### What you are asked to do
Below are the records; copy each line in them that holds the word "document".

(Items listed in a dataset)
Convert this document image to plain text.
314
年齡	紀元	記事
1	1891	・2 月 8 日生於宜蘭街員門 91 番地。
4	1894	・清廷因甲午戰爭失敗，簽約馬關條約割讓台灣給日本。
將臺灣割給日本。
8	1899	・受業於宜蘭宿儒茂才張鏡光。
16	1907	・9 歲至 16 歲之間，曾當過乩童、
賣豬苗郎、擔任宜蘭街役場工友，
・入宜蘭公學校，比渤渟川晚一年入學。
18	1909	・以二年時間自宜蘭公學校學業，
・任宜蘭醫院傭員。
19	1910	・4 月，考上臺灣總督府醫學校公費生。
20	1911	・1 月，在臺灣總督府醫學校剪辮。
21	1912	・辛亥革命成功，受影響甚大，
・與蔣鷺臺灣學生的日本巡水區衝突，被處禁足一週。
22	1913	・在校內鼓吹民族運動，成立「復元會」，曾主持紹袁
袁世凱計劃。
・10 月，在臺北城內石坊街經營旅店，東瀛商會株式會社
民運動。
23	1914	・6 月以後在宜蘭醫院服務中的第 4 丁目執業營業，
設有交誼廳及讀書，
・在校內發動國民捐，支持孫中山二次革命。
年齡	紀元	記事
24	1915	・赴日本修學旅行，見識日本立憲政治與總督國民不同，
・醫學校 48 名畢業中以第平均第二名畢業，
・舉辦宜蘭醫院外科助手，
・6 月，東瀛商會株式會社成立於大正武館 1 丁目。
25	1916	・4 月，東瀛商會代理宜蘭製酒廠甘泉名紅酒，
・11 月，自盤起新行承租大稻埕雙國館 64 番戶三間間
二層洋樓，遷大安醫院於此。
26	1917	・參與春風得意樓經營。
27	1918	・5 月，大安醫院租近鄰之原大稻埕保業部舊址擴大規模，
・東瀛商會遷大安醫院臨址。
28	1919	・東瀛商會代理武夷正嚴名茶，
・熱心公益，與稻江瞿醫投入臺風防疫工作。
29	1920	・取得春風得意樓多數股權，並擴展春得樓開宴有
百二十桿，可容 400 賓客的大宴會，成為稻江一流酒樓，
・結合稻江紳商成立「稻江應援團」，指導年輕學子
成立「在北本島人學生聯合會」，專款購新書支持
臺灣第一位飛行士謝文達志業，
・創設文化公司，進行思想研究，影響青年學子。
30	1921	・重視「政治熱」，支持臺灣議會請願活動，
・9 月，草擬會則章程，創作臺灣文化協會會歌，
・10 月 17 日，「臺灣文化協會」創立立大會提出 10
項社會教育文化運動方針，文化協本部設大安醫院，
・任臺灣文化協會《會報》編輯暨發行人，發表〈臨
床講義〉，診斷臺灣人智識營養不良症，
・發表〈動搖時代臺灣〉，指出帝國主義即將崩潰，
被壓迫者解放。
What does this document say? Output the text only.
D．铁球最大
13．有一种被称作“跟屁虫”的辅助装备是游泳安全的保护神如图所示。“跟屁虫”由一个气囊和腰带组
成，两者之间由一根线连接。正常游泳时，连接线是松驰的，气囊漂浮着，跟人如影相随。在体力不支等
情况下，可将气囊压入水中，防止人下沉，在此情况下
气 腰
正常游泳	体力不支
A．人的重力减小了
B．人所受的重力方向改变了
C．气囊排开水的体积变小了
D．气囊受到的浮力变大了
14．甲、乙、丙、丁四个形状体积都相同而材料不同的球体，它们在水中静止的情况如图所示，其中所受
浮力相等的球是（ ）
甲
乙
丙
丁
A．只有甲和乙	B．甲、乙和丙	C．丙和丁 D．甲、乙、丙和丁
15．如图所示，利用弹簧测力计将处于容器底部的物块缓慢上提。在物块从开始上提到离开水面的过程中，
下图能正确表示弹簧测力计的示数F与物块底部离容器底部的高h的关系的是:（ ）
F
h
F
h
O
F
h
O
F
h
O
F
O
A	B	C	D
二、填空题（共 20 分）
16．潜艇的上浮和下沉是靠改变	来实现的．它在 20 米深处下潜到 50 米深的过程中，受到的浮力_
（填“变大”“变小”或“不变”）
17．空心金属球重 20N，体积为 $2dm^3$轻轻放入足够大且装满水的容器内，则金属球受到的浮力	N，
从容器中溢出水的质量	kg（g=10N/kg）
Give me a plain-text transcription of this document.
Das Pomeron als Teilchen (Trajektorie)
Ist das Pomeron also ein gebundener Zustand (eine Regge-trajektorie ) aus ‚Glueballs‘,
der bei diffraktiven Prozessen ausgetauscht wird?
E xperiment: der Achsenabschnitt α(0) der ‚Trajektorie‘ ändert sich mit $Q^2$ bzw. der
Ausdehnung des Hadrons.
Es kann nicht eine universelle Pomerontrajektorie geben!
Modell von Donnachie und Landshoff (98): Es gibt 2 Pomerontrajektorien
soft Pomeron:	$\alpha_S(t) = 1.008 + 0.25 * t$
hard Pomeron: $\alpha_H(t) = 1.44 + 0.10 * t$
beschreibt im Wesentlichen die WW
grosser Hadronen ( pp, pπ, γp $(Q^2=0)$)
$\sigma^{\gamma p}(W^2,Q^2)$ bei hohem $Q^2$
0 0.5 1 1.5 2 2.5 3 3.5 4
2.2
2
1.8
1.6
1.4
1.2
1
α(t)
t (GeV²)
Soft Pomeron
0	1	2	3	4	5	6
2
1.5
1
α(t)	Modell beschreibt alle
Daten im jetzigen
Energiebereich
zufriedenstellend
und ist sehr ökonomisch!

### Result
Convert this document image to plain text.
What does this document say? Output the text only.
Give me a plain-text transcription of this document.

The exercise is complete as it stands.